To be done —
Copy each line below without leaving any out.

Information provided —
########################################

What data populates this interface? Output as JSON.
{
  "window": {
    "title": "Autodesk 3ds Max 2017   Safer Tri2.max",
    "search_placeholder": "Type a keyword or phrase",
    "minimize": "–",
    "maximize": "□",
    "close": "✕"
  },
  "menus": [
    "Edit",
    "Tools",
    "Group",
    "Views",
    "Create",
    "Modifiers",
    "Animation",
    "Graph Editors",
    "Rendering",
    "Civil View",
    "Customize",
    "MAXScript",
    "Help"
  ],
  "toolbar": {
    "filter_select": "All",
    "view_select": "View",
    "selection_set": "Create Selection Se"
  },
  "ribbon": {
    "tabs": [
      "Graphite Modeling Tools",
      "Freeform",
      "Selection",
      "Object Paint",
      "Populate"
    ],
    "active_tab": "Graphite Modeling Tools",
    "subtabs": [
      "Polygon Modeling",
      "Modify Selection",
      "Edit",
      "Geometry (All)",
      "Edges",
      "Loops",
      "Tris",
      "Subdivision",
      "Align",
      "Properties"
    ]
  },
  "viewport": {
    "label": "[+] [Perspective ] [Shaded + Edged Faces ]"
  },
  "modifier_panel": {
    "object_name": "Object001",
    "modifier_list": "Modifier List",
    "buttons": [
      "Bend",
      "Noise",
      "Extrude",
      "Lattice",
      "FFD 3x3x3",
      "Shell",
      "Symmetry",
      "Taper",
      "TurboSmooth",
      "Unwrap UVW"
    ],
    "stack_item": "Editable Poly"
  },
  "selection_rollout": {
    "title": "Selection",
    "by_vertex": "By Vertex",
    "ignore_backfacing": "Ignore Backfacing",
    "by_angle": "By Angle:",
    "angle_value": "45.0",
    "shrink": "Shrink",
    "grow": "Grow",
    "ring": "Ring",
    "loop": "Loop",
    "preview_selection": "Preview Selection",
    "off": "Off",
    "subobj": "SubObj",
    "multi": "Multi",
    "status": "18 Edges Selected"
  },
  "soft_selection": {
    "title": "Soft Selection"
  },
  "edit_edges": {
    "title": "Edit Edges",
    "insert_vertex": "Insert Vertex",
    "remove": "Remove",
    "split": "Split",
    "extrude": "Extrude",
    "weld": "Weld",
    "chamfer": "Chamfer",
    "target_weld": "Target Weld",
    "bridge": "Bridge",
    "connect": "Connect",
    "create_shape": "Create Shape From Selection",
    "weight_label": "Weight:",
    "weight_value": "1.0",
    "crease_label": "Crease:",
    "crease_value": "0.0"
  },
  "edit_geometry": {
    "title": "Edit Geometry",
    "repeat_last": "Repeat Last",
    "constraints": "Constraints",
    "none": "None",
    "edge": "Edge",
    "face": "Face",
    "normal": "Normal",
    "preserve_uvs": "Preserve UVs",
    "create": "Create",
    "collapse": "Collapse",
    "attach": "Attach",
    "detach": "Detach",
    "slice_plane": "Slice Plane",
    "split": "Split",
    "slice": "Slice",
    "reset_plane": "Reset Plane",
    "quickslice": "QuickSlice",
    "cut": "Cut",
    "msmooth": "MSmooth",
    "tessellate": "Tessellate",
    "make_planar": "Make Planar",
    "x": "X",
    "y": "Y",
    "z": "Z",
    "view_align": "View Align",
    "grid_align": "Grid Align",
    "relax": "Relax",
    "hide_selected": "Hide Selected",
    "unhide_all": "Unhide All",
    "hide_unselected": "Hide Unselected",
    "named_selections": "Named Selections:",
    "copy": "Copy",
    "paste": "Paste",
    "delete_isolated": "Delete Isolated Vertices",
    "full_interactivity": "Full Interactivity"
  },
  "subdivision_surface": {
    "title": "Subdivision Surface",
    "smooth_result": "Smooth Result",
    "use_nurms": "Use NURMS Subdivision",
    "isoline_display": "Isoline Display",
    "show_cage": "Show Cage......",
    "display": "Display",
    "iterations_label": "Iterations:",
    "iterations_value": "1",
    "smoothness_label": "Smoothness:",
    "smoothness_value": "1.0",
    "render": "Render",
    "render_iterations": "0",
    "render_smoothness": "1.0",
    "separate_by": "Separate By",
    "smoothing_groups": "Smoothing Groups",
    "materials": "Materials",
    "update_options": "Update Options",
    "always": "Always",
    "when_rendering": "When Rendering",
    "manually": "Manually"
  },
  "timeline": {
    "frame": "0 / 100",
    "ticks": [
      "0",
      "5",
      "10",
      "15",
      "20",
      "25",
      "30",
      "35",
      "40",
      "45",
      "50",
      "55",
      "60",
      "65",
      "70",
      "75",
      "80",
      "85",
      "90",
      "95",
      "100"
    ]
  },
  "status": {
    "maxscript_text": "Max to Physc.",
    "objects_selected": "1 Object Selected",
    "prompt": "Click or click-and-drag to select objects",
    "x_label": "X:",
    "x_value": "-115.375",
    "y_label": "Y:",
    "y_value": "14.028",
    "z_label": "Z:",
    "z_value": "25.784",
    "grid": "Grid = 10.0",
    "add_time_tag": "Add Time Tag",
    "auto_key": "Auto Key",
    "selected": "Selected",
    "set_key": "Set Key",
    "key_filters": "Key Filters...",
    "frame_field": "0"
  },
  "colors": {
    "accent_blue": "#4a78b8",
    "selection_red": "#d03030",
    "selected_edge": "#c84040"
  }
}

########################################

Solution for this problem —
What data populates this interface? Output as JSON.
{
  "window": {
    "title": "Autodesk 3ds Max 2017   Safer Tri2.max",
    "search_placeholder": "Type a keyword or phrase",
    "minimize": "–",
    "maximize": "□",
    "close": "✕"
  },
  "menus": [
    "Edit",
    "Tools",
    "Group",
    "Views",
    "Create",
    "Modifiers",
    "Animation",
    "Graph Editors",
    "Rendering",
    "Civil View",
    "Customize",
    "MAXScript",
    "Help"
  ],
  "toolbar": {
    "filter_select": "All",
    "view_select": "View",
    "selection_set": "Create Selection Se"
  },
  "ribbon": {
    "tabs": [
      "Graphite Modeling Tools",
      "Freeform",
      "Selection",
      "Object Paint",
      "Populate"
    ],
    "active_tab": "Graphite Modeling Tools",
    "subtabs": [
      "Polygon Modeling",
      "Modify Selection",
      "Edit",
      "Geometry (All)",
      "Edges",
      "Loops",
      "Tris",
      "Subdivision",
      "Align",
      "Properties"
    ]
  },
  "viewport": {
    "label": "[+] [Perspective ] [Shaded + Edged Faces ]"
  },
  "modifier_panel": {
    "object_name": "Object001",
    "modifier_list": "Modifier List",
    "buttons": [
      "Bend",
      "Noise",
      "Extrude",
      "Lattice",
      "FFD 3x3x3",
      "Shell",
      "Symmetry",
      "Taper",
      "TurboSmooth",
      "Unwrap UVW"
    ],
    "stack_item": "Editable Poly"
  },
  "selection_rollout": {
    "title": "Selection",
    "by_vertex": "By Vertex",
    "ignore_backfacing": "Ignore Backfacing",
    "by_angle": "By Angle:",
    "angle_value": "45.0",
    "shrink": "Shrink",
    "grow": "Grow",
    "ring": "Ring",
    "loop": "Loop",
    "preview_selection": "Preview Selection",
    "off": "Off",
    "subobj": "SubObj",
    "multi": "Multi",
    "status": "18 Edges Selected"
  },
  "soft_selection": {
    "title": "Soft Selection"
  },
  "edit_edges": {
    "title": "Edit Edges",
    "insert_vertex": "Insert Vertex",
    "remove": "Remove",
    "split": "Split",
    "extrude": "Extrude",
    "weld": "Weld",
    "chamfer": "Chamfer",
    "target_weld": "Target Weld",
    "bridge": "Bridge",
    "connect": "Connect",
    "create_shape": "Create Shape From Selection",
    "weight_label": "Weight:",
    "weight_value": "1.0",
    "crease_label": "Crease:",
    "crease_value": "0.0"
  },
  "edit_geometry": {
    "title": "Edit Geometry",
    "repeat_last": "Repeat Last",
    "constraints": "Constraints",
    "none": "None",
    "edge": "Edge",
    "face": "Face",
    "normal": "Normal",
    "preserve_uvs": "Preserve UVs",
    "create": "Create",
    "collapse": "Collapse",
    "attach": "Attach",
    "detach": "Detach",
    "slice_plane": "Slice Plane",
    "split": "Split",
    "slice": "Slice",
    "reset_plane": "Reset Plane",
    "quickslice": "QuickSlice",
    "cut": "Cut",
    "msmooth": "MSmooth",
    "tessellate": "Tessellate",
    "make_planar": "Make Planar",
    "x": "X",
    "y": "Y",
    "z": "Z",
    "view_align": "View Align",
    "grid_align": "Grid Align",
    "relax": "Relax",
    "hide_selected": "Hide Selected",
    "unhide_all": "Unhide All",
    "hide_unselected": "Hide Unselected",
    "named_selections": "Named Selections:",
    "copy": "Copy",
    "paste": "Paste",
    "delete_isolated": "Delete Isolated Vertices",
    "full_interactivity": "Full Interactivity"
  },
  "subdivision_surface": {
    "title": "Subdivision Surface",
    "smooth_result": "Smooth Result",
    "use_nurms": "Use NURMS Subdivision",
    "isoline_display": "Isoline Display",
    "show_cage": "Show Cage......",
    "display": "Display",
    "iterations_label": "Iterations:",
    "iterations_value": "1",
    "smoothness_label": "Smoothness:",
    "smoothness_value": "1.0",
    "render": "Render",
    "render_iterations": "0",
    "render_smoothness": "1.0",
    "separate_by": "Separate By",
    "smoothing_groups": "Smoothing Groups",
    "materials": "Materials",
    "update_options": "Update Options",
    "always": "Always",
    "when_rendering": "When Rendering",
    "manually": "Manually"
  },
  "timeline": {
    "frame": "0 / 100",
    "ticks": [
      "0",
      "5",
      "10",
      "15",
      "20",
      "25",
      "30",
      "35",
      "40",
      "45",
      "50",
      "55",
      "60",
      "65",
      "70",
      "75",
      "80",
      "85",
      "90",
      "95",
      "100"
    ]
  },
  "status": {
    "maxscript_text": "Max to Physc.",
    "objects_selected": "1 Object Selected",
    "prompt": "Click or click-and-drag to select objects",
    "x_label": "X:",
    "x_value": "-115.375",
    "y_label": "Y:",
    "y_value": "14.028",
    "z_label": "Z:",
    "z_value": "25.784",
    "grid": "Grid = 10.0",
    "add_time_tag": "Add Time Tag",
    "auto_key": "Auto Key",
    "selected": "Selected",
    "set_key": "Set Key",
    "key_filters": "Key Filters...",
    "frame_field": "0"
  },
  "colors": {
    "accent_blue": "#4a78b8",
    "selection_red": "#d03030",
    "selected_edge": "#c84040"
  }
}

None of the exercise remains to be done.